Reproduce the records. Keep every word exact and include no images.

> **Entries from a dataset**
>>>>

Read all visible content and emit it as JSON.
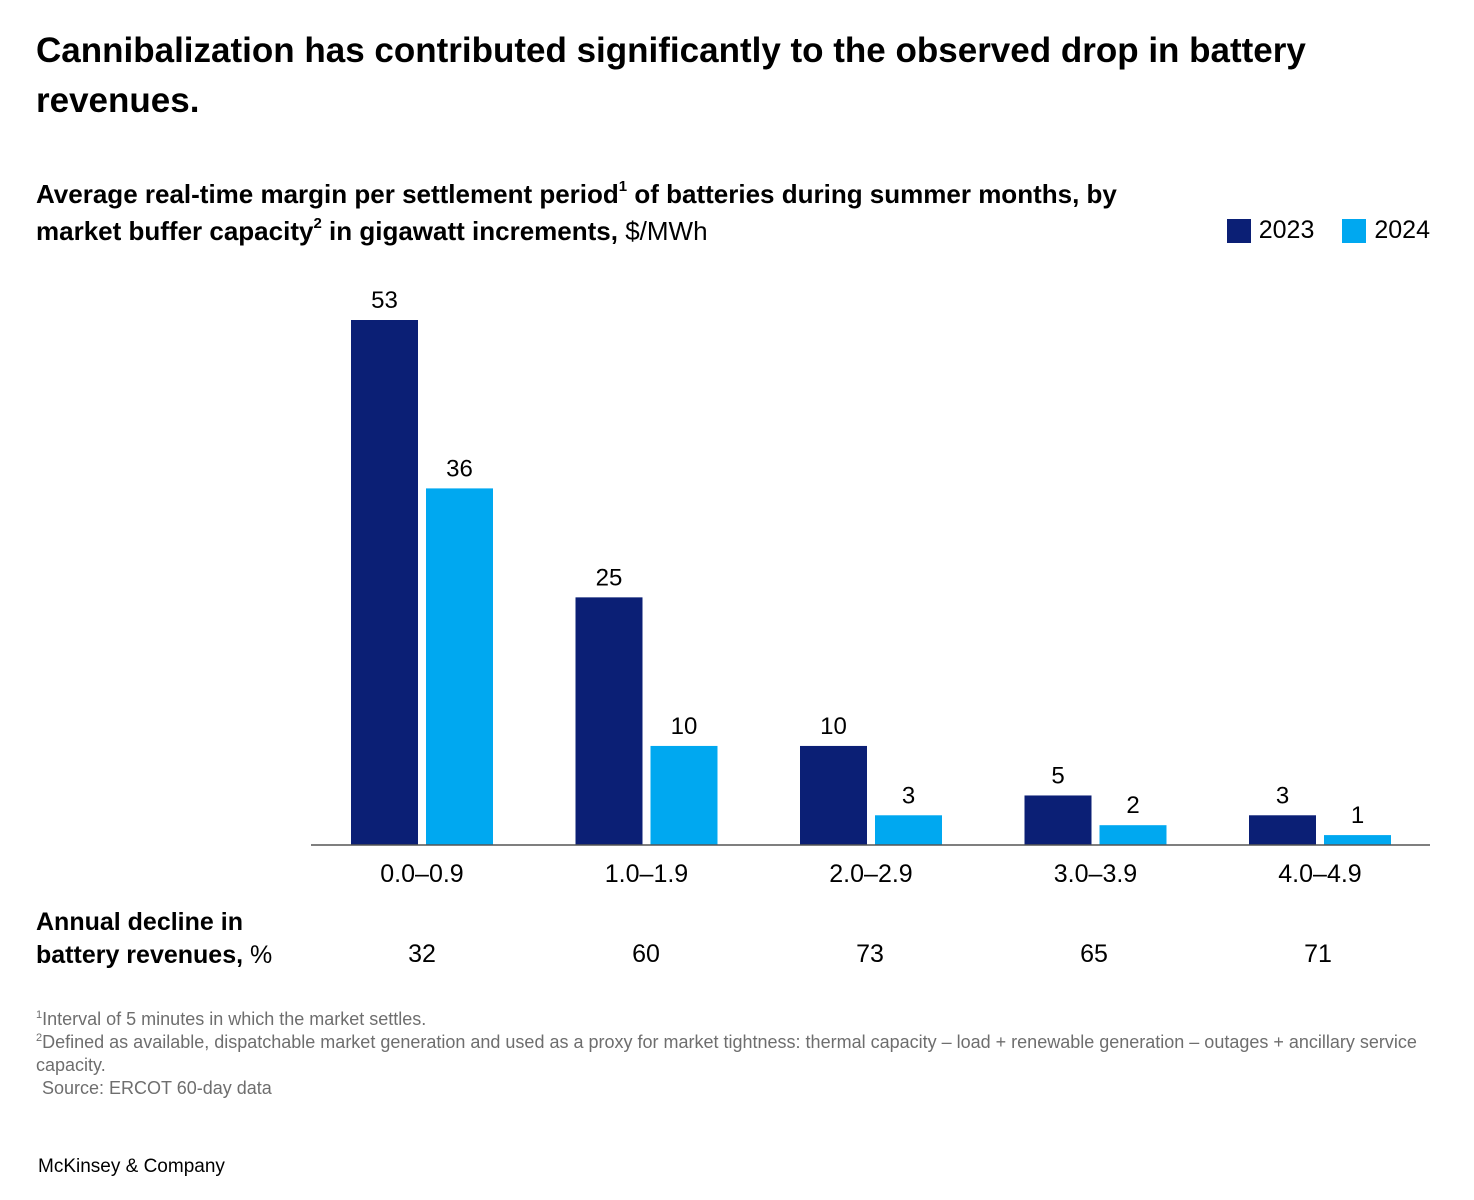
{
  "title": "Cannibalization has contributed significantly to the observed drop in battery revenues.",
  "subtitle": {
    "part1": "Average real-time margin per settlement period",
    "sup1": "1",
    "part2": " of batteries during summer months, by market buffer capacity",
    "sup2": "2",
    "part3": " in gigawatt increments,",
    "unit": " $/MWh"
  },
  "legend": [
    {
      "label": "2023",
      "color": "#0b1f75"
    },
    {
      "label": "2024",
      "color": "#00a8f0"
    }
  ],
  "chart_data": {
    "type": "bar",
    "title": "Average real-time margin per settlement period of batteries during summer months, by market buffer capacity in gigawatt increments, $/MWh",
    "categories": [
      "0.0–0.9",
      "1.0–1.9",
      "2.0–2.9",
      "3.0–3.9",
      "4.0–4.9"
    ],
    "series": [
      {
        "name": "2023",
        "color": "#0b1f75",
        "values": [
          53,
          25,
          10,
          5,
          3
        ]
      },
      {
        "name": "2024",
        "color": "#00a8f0",
        "values": [
          36,
          10,
          3,
          2,
          1
        ]
      }
    ],
    "xlabel": "",
    "ylabel": "",
    "ylim": [
      0,
      53
    ],
    "grid": false,
    "legend_position": "top-right"
  },
  "decline": {
    "label_line1": "Annual decline in",
    "label_line2": "battery revenues,",
    "unit": " %",
    "values": [
      "32",
      "60",
      "73",
      "65",
      "71"
    ]
  },
  "footnotes": {
    "fn1_mark": "1",
    "fn1": "Interval of 5 minutes in which the market settles.",
    "fn2_mark": "2",
    "fn2": "Defined as available, dispatchable market generation and used as a proxy for market tightness: thermal capacity – load + renewable generation – outages + ancillary service capacity.",
    "source": "Source: ERCOT 60-day data"
  },
  "brand": "McKinsey & Company"
}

<<<<

> **The completed task**
Read all visible content and emit it as JSON.
{
  "title": "Cannibalization has contributed significantly to the observed drop in battery revenues.",
  "subtitle": {
    "part1": "Average real-time margin per settlement period",
    "sup1": "1",
    "part2": " of batteries during summer months, by market buffer capacity",
    "sup2": "2",
    "part3": " in gigawatt increments,",
    "unit": " $/MWh"
  },
  "legend": [
    {
      "label": "2023",
      "color": "#0b1f75"
    },
    {
      "label": "2024",
      "color": "#00a8f0"
    }
  ],
  "chart_data": {
    "type": "bar",
    "title": "Average real-time margin per settlement period of batteries during summer months, by market buffer capacity in gigawatt increments, $/MWh",
    "categories": [
      "0.0–0.9",
      "1.0–1.9",
      "2.0–2.9",
      "3.0–3.9",
      "4.0–4.9"
    ],
    "series": [
      {
        "name": "2023",
        "color": "#0b1f75",
        "values": [
          53,
          25,
          10,
          5,
          3
        ]
      },
      {
        "name": "2024",
        "color": "#00a8f0",
        "values": [
          36,
          10,
          3,
          2,
          1
        ]
      }
    ],
    "xlabel": "",
    "ylabel": "",
    "ylim": [
      0,
      53
    ],
    "grid": false,
    "legend_position": "top-right"
  },
  "decline": {
    "label_line1": "Annual decline in",
    "label_line2": "battery revenues,",
    "unit": " %",
    "values": [
      "32",
      "60",
      "73",
      "65",
      "71"
    ]
  },
  "footnotes": {
    "fn1_mark": "1",
    "fn1": "Interval of 5 minutes in which the market settles.",
    "fn2_mark": "2",
    "fn2": "Defined as available, dispatchable market generation and used as a proxy for market tightness: thermal capacity – load + renewable generation – outages + ancillary service capacity.",
    "source": "Source: ERCOT 60-day data"
  },
  "brand": "McKinsey & Company"
}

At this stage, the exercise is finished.